[START OF Exercise material]

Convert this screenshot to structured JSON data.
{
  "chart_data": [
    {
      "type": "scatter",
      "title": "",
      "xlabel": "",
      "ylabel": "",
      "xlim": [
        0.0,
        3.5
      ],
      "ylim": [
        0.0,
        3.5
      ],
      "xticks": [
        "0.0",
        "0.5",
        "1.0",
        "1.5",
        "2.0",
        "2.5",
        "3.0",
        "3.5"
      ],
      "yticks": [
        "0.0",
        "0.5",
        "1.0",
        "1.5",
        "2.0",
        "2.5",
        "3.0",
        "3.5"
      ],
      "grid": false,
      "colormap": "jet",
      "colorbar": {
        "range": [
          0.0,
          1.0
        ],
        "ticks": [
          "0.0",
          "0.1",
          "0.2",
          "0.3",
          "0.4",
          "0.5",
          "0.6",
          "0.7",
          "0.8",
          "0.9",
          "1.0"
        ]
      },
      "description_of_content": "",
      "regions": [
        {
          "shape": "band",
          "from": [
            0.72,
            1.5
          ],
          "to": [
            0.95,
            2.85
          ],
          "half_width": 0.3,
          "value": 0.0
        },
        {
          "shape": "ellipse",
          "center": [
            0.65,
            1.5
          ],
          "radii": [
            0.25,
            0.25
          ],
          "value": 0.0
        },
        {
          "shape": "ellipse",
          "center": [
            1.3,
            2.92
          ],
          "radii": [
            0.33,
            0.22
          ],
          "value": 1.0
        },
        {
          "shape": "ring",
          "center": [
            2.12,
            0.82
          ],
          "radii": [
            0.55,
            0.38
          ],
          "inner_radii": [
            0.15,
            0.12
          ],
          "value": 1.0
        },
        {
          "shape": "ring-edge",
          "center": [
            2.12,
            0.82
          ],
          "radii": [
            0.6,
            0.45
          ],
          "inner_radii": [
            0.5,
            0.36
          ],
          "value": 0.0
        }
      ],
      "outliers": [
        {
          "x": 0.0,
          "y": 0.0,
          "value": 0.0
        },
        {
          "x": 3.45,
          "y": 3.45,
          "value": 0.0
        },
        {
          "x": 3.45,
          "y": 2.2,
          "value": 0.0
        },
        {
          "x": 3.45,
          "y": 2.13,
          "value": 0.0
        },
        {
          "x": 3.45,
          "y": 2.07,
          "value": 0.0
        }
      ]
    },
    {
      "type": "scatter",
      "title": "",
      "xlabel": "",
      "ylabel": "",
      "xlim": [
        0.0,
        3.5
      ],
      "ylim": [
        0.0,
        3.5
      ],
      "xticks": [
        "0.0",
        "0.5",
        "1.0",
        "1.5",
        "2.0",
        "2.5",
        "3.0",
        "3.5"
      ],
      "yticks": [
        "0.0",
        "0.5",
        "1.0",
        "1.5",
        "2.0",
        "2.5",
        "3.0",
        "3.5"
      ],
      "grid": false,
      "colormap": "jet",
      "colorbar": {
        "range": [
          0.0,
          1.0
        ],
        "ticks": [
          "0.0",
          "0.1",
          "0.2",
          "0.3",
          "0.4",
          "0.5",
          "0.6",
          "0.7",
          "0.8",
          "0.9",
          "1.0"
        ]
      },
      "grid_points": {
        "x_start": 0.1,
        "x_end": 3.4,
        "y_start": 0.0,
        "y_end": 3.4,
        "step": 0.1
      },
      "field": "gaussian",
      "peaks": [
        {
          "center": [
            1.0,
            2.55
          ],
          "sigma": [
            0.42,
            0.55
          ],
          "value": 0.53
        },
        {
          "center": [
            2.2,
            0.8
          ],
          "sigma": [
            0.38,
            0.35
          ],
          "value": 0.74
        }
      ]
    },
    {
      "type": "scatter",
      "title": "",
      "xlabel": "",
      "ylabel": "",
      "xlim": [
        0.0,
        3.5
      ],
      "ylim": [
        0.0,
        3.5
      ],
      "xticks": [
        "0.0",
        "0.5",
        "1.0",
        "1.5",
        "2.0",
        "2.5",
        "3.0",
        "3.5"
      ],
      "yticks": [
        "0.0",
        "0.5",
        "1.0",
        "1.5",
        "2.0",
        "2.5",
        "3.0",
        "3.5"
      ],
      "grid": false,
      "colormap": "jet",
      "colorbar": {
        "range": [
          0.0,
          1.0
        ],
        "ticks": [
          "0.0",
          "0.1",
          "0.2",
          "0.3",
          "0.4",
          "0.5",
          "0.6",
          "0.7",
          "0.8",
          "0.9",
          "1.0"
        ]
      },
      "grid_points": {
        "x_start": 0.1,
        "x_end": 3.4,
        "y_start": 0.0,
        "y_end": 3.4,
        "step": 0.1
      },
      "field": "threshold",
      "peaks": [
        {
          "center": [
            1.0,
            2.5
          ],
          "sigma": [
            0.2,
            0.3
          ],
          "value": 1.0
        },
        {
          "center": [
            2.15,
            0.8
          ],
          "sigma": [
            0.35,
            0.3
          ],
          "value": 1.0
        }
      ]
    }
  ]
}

[END OF Exercise material]

## Task description
Reproduce each entry exactly, leaving out nothing.

## Written reply
Convert this screenshot to structured JSON data.
{
  "chart_data": [
    {
      "type": "scatter",
      "title": "",
      "xlabel": "",
      "ylabel": "",
      "xlim": [
        0.0,
        3.5
      ],
      "ylim": [
        0.0,
        3.5
      ],
      "xticks": [
        "0.0",
        "0.5",
        "1.0",
        "1.5",
        "2.0",
        "2.5",
        "3.0",
        "3.5"
      ],
      "yticks": [
        "0.0",
        "0.5",
        "1.0",
        "1.5",
        "2.0",
        "2.5",
        "3.0",
        "3.5"
      ],
      "grid": false,
      "colormap": "jet",
      "colorbar": {
        "range": [
          0.0,
          1.0
        ],
        "ticks": [
          "0.0",
          "0.1",
          "0.2",
          "0.3",
          "0.4",
          "0.5",
          "0.6",
          "0.7",
          "0.8",
          "0.9",
          "1.0"
        ]
      },
      "description_of_content": "",
      "regions": [
        {
          "shape": "band",
          "from": [
            0.72,
            1.5
          ],
          "to": [
            0.95,
            2.85
          ],
          "half_width": 0.3,
          "value": 0.0
        },
        {
          "shape": "ellipse",
          "center": [
            0.65,
            1.5
          ],
          "radii": [
            0.25,
            0.25
          ],
          "value": 0.0
        },
        {
          "shape": "ellipse",
          "center": [
            1.3,
            2.92
          ],
          "radii": [
            0.33,
            0.22
          ],
          "value": 1.0
        },
        {
          "shape": "ring",
          "center": [
            2.12,
            0.82
          ],
          "radii": [
            0.55,
            0.38
          ],
          "inner_radii": [
            0.15,
            0.12
          ],
          "value": 1.0
        },
        {
          "shape": "ring-edge",
          "center": [
            2.12,
            0.82
          ],
          "radii": [
            0.6,
            0.45
          ],
          "inner_radii": [
            0.5,
            0.36
          ],
          "value": 0.0
        }
      ],
      "outliers": [
        {
          "x": 0.0,
          "y": 0.0,
          "value": 0.0
        },
        {
          "x": 3.45,
          "y": 3.45,
          "value": 0.0
        },
        {
          "x": 3.45,
          "y": 2.2,
          "value": 0.0
        },
        {
          "x": 3.45,
          "y": 2.13,
          "value": 0.0
        },
        {
          "x": 3.45,
          "y": 2.07,
          "value": 0.0
        }
      ]
    },
    {
      "type": "scatter",
      "title": "",
      "xlabel": "",
      "ylabel": "",
      "xlim": [
        0.0,
        3.5
      ],
      "ylim": [
        0.0,
        3.5
      ],
      "xticks": [
        "0.0",
        "0.5",
        "1.0",
        "1.5",
        "2.0",
        "2.5",
        "3.0",
        "3.5"
      ],
      "yticks": [
        "0.0",
        "0.5",
        "1.0",
        "1.5",
        "2.0",
        "2.5",
        "3.0",
        "3.5"
      ],
      "grid": false,
      "colormap": "jet",
      "colorbar": {
        "range": [
          0.0,
          1.0
        ],
        "ticks": [
          "0.0",
          "0.1",
          "0.2",
          "0.3",
          "0.4",
          "0.5",
          "0.6",
          "0.7",
          "0.8",
          "0.9",
          "1.0"
        ]
      },
      "grid_points": {
        "x_start": 0.1,
        "x_end": 3.4,
        "y_start": 0.0,
        "y_end": 3.4,
        "step": 0.1
      },
      "field": "gaussian",
      "peaks": [
        {
          "center": [
            1.0,
            2.55
          ],
          "sigma": [
            0.42,
            0.55
          ],
          "value": 0.53
        },
        {
          "center": [
            2.2,
            0.8
          ],
          "sigma": [
            0.38,
            0.35
          ],
          "value": 0.74
        }
      ]
    },
    {
      "type": "scatter",
      "title": "",
      "xlabel": "",
      "ylabel": "",
      "xlim": [
        0.0,
        3.5
      ],
      "ylim": [
        0.0,
        3.5
      ],
      "xticks": [
        "0.0",
        "0.5",
        "1.0",
        "1.5",
        "2.0",
        "2.5",
        "3.0",
        "3.5"
      ],
      "yticks": [
        "0.0",
        "0.5",
        "1.0",
        "1.5",
        "2.0",
        "2.5",
        "3.0",
        "3.5"
      ],
      "grid": false,
      "colormap": "jet",
      "colorbar": {
        "range": [
          0.0,
          1.0
        ],
        "ticks": [
          "0.0",
          "0.1",
          "0.2",
          "0.3",
          "0.4",
          "0.5",
          "0.6",
          "0.7",
          "0.8",
          "0.9",
          "1.0"
        ]
      },
      "grid_points": {
        "x_start": 0.1,
        "x_end": 3.4,
        "y_start": 0.0,
        "y_end": 3.4,
        "step": 0.1
      },
      "field": "threshold",
      "peaks": [
        {
          "center": [
            1.0,
            2.5
          ],
          "sigma": [
            0.2,
            0.3
          ],
          "value": 1.0
        },
        {
          "center": [
            2.15,
            0.8
          ],
          "sigma": [
            0.35,
            0.3
          ],
          "value": 1.0
        }
      ]
    }
  ]
}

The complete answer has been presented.